--- What to produce ---
Copy word for word the stretch of the motorcycle trip account from "When we left" to "we were riding.".
--- start Reading passage ---
When we left the dealership the skies turned black. The direction we were riding into looked like it could spawn tornadoes with a well defined black line of clouds along a bright strip of horizon. We were a day behind schedule and already had our rain gear on so either way we were riding.

We rode into Utah and through Capitol Reef. As we got onto the mesa it got damn cold and started to rain harder. A police car raced by us at full speed with lights and siren blaring. It was then that I noticed there was hail and sleet all over the road! As we rode on we saw the cop again, this time stopped alongside two cars that had slid off the road and crashed. As soon as the rain broke we stopped at a rest area just outside Salina to try and dry our gloves and boots for a second. We met another biker heading in the opposite direction. He assured us that the way we were heading was just as cold and wet as whence we had came. We rode for about another hour or two and arrived at Salina where we decided to stay the night. It was getting dark and cold and there no milestones nearby so settled in at the EconoLodge (formerly Best Western) and then head over to Mom’s Cafe for dinner.

Mom’s Cafe was a small place built into an old storefront on Main street. The food was spectacular and the service friendly. Sean had pork chops and I had fried chicken. The dinners came with “Scones” which I thought would be those triangular hard-as-a-rock biscuits you get at Starbucks. In Utah, most restaurants serve scones with dinner and they are basically a deep fried piece of bread like a donut or elephant ear but without sugar. Then they usually give you honey butter or the like to spread on top. After dinner we went back to the room and flipped on the TV. Tomorrow we were going to Las Vegas.

We woke early and had our start at Mom’s Kitchen for breakfast. It was the only restaurant we saw in town save the Indian restaurant our the hotel lobby. We sat in the back room of the restaurant with the locals where there were a dozen or so farmers all sitting together and discussing the price of hay. It was a simple life here, something Sean and I could get used to. After breakfast we headed west on I-70 to I-15 then South. We rode through Hurricane UT, then traveled through a tiny stitch of Arizona, and on to Mesquite NV. I had hoped to have lunch at Four Kegs in Las Vegas, but Sean was famished and had to eat immediately so we stopped at Carl’s Jr. When we rode across the Nevada border it was like someone flipped a switch. The nice 80 degree weather of Utah was nowhere to be found and we were sweating on our air-cooled bikes in a warm 103 degrees. Billboards for retirement communities were everywhere in Mesquite and it reminded me of a drier, hotter South Florida.
--- end Reading passage ---
--- start Listed entries ---
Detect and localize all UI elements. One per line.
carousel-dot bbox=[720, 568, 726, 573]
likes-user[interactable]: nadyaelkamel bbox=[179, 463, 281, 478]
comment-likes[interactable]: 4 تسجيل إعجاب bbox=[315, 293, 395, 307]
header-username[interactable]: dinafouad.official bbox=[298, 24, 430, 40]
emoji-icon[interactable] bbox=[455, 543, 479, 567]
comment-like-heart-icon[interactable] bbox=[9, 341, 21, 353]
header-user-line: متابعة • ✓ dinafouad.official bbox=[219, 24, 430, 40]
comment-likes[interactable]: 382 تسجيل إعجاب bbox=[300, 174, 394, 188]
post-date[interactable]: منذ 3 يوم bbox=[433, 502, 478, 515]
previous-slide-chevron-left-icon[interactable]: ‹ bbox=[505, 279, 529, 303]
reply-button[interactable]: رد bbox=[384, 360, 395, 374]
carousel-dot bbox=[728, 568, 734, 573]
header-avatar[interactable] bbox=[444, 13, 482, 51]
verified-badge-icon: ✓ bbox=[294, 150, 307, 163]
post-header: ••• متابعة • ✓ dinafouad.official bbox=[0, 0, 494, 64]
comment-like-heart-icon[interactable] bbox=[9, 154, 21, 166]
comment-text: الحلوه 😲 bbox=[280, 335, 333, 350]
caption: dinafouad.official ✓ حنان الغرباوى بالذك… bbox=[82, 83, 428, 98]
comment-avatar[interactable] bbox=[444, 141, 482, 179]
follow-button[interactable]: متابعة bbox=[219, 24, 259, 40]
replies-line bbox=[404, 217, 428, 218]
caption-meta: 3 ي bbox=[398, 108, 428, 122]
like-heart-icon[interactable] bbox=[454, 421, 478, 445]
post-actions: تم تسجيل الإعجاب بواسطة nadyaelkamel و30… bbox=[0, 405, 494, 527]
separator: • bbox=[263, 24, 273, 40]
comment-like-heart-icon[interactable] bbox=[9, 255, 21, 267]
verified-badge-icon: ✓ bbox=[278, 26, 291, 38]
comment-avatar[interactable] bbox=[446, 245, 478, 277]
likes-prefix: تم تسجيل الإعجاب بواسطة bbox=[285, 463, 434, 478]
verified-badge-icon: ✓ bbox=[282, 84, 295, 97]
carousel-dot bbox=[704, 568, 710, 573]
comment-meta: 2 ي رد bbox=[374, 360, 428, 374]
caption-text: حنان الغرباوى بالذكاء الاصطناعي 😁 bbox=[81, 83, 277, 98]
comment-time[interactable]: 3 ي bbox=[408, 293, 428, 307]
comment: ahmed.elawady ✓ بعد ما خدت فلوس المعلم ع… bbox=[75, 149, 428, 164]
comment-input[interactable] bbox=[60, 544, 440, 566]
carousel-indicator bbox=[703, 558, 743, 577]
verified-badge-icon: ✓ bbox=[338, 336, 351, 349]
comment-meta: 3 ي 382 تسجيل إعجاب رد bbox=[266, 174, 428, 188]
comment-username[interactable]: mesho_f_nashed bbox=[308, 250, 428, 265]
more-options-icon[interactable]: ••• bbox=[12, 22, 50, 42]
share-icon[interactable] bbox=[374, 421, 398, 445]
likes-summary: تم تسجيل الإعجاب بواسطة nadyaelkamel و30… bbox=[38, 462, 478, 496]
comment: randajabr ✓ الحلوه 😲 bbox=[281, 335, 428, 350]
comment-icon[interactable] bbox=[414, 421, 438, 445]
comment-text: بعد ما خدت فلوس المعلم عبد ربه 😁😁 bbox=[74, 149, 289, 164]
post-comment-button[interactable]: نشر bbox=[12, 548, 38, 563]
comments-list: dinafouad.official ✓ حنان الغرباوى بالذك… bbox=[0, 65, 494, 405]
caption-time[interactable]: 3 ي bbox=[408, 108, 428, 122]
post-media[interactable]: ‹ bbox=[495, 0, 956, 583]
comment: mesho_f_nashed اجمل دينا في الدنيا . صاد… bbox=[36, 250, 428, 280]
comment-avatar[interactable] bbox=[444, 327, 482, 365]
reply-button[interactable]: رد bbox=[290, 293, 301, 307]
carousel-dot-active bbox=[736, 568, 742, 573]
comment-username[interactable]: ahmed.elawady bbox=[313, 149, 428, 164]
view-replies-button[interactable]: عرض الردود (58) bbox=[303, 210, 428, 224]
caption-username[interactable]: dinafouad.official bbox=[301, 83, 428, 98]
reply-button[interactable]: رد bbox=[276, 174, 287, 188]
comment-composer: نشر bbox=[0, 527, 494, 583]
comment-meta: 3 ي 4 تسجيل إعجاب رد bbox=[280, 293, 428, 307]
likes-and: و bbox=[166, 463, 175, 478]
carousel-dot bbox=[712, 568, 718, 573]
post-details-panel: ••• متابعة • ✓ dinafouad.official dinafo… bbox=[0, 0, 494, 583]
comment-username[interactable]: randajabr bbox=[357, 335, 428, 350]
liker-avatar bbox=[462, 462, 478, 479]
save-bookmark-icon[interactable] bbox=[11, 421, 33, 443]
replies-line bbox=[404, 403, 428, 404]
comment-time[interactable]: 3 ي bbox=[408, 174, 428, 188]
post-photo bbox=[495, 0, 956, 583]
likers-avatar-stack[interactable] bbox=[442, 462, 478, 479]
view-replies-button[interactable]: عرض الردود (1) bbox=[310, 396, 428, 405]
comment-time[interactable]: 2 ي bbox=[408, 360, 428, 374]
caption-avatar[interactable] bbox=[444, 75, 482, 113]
--- end Listed entries ---
--- Task answer ---
When we left the dealership the skies turned black. The direction we were riding into looked like it could spawn tornadoes with a well defined black line of clouds along a bright strip of horizon. We were a day behind schedule and already had our rain gear on so either way we were riding.